_AIM OF THE EXERCISE_.
Locate each line with the string "dengan" in the listing below and copy it.

_MATERIALS PROVIDED_.
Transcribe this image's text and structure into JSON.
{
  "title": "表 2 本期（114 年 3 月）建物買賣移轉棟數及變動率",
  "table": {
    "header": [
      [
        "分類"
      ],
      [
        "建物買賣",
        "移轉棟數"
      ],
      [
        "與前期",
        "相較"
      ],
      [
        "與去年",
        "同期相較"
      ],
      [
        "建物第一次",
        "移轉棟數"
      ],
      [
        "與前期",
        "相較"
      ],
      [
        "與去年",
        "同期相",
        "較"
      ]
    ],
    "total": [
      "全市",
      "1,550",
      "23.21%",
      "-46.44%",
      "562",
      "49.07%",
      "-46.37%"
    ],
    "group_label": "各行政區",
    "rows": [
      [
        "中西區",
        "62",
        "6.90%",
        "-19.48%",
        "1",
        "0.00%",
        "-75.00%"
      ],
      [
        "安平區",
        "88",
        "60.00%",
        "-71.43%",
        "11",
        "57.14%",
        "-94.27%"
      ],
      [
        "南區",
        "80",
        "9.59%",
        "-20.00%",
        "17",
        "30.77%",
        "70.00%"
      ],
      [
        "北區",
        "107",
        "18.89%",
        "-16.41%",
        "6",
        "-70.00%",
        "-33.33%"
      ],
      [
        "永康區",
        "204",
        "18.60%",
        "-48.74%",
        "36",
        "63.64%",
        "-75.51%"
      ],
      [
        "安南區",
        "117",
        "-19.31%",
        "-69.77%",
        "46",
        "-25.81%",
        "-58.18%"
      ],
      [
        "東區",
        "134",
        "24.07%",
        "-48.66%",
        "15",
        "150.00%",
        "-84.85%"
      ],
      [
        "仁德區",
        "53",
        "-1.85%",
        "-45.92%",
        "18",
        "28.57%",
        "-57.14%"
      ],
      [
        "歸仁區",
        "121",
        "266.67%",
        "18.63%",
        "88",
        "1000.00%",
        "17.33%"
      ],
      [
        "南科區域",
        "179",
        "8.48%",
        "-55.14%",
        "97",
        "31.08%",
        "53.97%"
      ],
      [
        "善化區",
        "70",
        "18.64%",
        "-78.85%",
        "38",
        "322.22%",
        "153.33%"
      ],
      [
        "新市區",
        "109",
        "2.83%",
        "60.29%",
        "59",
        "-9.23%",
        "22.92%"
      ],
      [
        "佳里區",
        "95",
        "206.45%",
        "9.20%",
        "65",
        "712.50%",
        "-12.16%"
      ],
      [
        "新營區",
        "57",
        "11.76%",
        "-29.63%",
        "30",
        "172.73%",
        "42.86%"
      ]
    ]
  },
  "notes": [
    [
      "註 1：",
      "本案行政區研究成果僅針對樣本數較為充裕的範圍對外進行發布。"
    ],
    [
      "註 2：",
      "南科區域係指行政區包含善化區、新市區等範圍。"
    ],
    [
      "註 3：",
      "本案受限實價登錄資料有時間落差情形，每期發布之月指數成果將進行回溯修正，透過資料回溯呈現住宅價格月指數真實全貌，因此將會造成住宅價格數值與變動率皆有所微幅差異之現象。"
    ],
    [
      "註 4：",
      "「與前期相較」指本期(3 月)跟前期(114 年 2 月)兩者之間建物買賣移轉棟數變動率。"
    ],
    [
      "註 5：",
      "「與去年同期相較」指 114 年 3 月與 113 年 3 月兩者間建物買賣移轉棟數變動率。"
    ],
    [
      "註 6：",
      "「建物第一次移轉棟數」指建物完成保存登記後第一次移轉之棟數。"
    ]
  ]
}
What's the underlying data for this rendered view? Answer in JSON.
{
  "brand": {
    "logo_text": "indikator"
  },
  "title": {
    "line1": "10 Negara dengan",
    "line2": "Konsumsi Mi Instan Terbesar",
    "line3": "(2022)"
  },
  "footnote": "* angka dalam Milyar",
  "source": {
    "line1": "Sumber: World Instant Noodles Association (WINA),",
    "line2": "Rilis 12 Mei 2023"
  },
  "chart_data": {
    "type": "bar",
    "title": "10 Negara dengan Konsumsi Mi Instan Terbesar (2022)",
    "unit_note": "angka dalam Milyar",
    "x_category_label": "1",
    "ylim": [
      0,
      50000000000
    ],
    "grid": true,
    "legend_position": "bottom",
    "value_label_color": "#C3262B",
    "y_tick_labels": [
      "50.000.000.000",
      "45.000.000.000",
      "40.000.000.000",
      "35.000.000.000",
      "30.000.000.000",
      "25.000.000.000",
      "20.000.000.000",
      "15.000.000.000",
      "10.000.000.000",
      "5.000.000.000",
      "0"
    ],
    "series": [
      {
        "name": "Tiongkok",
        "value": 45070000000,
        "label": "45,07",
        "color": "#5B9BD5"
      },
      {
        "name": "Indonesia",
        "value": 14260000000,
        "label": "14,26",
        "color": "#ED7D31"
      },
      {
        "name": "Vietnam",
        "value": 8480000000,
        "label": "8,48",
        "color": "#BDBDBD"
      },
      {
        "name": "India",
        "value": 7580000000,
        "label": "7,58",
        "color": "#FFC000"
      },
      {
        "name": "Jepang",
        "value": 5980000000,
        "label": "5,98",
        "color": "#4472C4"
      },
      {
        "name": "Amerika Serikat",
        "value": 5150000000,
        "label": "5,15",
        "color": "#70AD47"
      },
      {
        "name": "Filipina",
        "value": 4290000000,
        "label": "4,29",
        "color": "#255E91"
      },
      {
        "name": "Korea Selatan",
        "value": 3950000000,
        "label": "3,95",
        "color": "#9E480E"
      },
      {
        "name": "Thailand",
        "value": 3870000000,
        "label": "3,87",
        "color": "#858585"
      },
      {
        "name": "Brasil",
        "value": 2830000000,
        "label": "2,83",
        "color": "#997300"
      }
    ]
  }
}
==
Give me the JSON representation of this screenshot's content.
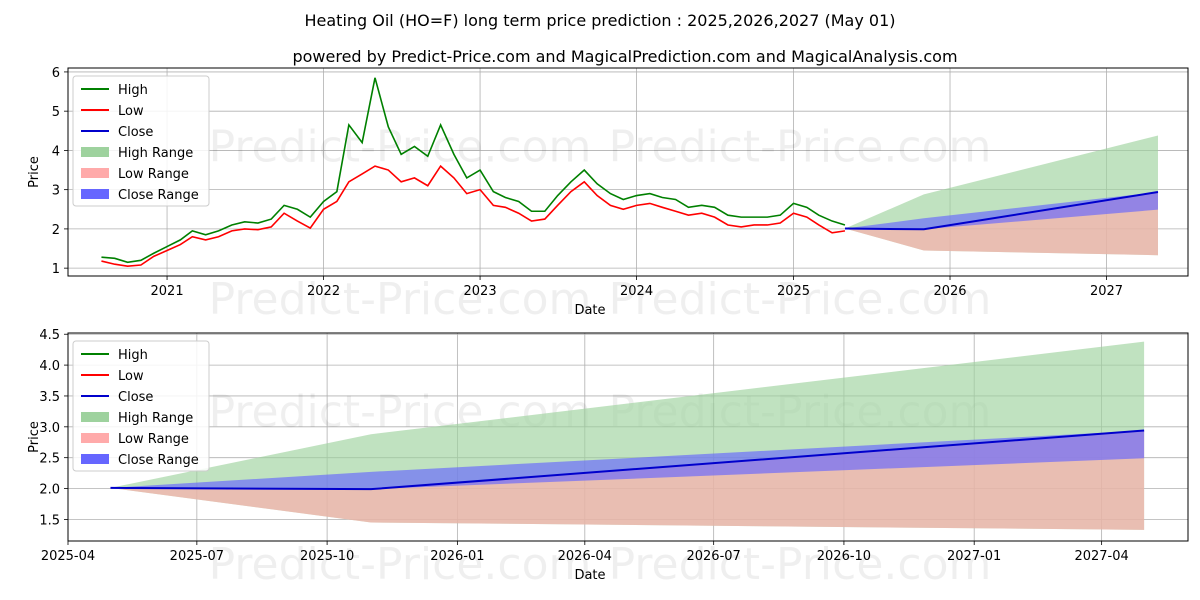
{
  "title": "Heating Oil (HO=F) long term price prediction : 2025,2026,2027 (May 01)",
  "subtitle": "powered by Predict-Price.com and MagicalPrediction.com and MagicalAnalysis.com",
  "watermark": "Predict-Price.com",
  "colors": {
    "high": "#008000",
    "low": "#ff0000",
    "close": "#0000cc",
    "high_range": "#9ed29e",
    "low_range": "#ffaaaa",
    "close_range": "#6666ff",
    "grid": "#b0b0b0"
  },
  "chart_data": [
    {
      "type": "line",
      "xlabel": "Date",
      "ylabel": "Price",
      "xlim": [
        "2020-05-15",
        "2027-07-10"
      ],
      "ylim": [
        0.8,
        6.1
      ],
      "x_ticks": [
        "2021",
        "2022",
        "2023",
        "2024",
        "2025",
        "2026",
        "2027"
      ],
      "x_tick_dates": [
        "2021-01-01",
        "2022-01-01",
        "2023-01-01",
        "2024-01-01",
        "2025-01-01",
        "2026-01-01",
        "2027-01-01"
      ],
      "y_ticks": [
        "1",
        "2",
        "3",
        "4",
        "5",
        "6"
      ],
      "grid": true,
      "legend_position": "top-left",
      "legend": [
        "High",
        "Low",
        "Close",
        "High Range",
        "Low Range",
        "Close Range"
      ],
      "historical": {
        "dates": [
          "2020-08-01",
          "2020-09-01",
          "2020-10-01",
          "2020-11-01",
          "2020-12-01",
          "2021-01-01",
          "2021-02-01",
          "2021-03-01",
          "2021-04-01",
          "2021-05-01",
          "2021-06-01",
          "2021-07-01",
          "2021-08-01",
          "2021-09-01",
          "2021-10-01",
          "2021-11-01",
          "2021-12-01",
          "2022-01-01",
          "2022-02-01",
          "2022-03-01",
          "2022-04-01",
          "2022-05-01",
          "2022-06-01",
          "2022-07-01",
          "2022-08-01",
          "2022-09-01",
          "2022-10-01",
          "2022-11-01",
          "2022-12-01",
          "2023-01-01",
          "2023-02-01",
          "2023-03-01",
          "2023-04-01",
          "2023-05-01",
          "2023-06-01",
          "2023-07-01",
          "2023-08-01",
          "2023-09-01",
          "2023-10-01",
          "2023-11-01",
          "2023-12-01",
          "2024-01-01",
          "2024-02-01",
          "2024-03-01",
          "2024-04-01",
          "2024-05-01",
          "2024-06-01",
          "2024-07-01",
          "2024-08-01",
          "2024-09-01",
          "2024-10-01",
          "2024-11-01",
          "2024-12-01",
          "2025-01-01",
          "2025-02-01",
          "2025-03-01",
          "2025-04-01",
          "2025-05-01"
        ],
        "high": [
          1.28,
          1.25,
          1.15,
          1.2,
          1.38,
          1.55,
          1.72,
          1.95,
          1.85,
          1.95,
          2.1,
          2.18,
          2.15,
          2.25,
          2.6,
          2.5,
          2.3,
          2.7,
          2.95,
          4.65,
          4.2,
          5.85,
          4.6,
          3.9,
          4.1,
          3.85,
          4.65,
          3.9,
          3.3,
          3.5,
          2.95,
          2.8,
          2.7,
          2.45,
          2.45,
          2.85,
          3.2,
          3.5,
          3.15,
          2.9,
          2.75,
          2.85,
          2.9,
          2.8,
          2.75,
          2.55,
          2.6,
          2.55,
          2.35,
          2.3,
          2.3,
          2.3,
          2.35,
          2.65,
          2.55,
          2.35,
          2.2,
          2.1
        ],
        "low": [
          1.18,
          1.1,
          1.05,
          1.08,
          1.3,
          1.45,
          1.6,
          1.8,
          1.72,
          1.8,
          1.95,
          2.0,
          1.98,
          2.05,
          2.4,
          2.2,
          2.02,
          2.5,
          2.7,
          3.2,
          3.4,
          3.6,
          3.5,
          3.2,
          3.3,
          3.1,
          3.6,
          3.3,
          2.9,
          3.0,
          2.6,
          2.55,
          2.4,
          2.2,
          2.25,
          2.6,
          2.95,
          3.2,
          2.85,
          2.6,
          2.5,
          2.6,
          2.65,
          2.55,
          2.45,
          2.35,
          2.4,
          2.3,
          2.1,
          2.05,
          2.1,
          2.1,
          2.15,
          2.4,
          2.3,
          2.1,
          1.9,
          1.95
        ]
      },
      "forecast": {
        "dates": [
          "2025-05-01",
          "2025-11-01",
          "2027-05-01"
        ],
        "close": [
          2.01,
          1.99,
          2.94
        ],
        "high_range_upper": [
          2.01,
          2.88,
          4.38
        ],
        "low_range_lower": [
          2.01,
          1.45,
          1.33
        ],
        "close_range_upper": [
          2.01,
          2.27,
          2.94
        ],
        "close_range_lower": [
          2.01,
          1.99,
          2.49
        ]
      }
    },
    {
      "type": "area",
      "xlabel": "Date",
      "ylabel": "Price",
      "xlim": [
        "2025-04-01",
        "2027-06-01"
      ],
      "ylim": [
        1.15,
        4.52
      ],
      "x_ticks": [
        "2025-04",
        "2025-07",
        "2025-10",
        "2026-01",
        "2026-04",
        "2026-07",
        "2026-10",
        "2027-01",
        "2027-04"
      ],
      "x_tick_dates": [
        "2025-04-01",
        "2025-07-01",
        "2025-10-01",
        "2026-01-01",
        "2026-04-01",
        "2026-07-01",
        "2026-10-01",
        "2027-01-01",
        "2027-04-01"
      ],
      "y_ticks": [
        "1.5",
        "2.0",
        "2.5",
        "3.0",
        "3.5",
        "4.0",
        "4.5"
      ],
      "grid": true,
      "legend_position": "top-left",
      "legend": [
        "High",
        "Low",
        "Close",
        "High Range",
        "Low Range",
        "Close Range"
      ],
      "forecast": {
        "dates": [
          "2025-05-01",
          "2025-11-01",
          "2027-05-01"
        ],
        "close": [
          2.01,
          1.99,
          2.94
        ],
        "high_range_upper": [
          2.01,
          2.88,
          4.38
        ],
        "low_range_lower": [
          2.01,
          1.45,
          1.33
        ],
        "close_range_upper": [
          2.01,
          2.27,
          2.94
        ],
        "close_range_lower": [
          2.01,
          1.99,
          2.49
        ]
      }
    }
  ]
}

_EXPECTED ANSWER_.
    "line1": "10 Negara dengan",
    "title": "10 Negara dengan Konsumsi Mi Instan Terbesar (2022)",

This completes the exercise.